Goal:
For the data that follows, report how many lines contain the word "tareas", and nothing else.

Exercise material:
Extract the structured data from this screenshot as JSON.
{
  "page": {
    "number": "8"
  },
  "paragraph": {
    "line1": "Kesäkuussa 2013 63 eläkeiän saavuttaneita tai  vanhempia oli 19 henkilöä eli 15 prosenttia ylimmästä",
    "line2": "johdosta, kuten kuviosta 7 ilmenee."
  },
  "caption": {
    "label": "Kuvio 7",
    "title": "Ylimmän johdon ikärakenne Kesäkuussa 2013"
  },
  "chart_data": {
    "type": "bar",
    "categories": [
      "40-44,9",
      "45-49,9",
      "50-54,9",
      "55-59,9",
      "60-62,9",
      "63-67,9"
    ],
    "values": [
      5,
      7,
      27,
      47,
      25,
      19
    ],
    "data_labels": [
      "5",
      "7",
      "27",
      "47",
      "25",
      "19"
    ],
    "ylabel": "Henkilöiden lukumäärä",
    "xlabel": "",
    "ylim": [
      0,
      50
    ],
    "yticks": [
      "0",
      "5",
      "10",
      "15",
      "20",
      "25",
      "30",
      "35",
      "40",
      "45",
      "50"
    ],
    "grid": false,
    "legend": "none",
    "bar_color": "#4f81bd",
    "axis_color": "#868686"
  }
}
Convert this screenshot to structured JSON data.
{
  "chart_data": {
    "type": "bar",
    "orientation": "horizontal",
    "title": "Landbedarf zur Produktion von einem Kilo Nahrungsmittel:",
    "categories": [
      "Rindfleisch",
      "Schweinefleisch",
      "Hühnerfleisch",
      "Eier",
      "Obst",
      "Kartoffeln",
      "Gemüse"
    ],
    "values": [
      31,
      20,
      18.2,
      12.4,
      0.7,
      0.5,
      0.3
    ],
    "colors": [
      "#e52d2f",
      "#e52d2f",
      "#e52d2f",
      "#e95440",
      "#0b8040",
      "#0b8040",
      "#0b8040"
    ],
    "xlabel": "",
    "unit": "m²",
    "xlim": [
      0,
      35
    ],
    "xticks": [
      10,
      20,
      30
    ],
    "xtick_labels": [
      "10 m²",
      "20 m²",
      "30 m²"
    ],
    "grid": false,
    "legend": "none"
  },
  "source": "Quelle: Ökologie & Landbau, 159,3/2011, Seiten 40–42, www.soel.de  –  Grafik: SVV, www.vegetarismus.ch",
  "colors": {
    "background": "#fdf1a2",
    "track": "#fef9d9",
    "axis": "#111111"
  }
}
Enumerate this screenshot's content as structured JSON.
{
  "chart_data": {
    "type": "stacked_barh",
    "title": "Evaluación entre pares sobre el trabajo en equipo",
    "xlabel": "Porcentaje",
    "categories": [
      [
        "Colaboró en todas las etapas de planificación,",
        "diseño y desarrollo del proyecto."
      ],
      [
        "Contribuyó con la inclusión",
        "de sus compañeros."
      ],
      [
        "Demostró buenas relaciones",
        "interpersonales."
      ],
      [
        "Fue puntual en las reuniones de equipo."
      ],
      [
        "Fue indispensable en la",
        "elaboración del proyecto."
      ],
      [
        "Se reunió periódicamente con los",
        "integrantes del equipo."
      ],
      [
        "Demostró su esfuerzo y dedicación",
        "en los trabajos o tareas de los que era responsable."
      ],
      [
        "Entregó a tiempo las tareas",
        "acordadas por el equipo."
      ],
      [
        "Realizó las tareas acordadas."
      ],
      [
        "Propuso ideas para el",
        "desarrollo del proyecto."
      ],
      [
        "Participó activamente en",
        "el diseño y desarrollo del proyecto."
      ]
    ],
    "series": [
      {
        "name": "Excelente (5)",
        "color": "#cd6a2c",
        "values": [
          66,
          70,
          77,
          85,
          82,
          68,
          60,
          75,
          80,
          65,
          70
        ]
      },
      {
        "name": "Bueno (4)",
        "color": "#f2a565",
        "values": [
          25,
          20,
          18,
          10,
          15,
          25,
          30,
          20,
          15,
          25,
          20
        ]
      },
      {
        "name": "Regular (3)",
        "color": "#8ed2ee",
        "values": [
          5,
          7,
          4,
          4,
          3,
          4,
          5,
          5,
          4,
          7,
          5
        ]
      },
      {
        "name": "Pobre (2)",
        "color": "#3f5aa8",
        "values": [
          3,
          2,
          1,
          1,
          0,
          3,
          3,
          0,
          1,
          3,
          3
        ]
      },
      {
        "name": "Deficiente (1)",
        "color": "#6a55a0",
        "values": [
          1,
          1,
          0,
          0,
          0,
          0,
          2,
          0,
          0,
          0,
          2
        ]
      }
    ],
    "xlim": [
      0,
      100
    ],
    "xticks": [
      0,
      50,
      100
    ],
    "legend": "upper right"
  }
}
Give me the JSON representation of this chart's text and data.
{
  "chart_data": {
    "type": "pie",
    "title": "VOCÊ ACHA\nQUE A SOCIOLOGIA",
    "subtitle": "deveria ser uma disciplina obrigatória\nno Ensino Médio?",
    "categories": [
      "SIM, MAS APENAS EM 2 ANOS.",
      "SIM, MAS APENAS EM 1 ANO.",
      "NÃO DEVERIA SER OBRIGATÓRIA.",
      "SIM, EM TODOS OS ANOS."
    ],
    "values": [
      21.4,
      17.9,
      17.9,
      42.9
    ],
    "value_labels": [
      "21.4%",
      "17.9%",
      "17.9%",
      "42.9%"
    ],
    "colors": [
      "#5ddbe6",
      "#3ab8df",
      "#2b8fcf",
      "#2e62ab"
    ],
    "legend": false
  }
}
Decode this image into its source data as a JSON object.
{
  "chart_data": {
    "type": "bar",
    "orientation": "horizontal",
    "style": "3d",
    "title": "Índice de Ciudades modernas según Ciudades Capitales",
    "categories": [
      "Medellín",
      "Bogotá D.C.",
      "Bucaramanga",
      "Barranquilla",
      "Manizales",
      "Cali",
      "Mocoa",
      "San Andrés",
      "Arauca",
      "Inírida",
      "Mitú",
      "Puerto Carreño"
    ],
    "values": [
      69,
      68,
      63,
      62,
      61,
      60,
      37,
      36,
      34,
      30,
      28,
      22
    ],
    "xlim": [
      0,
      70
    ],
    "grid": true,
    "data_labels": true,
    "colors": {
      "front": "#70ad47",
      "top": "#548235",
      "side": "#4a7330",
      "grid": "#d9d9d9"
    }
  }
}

Response:
3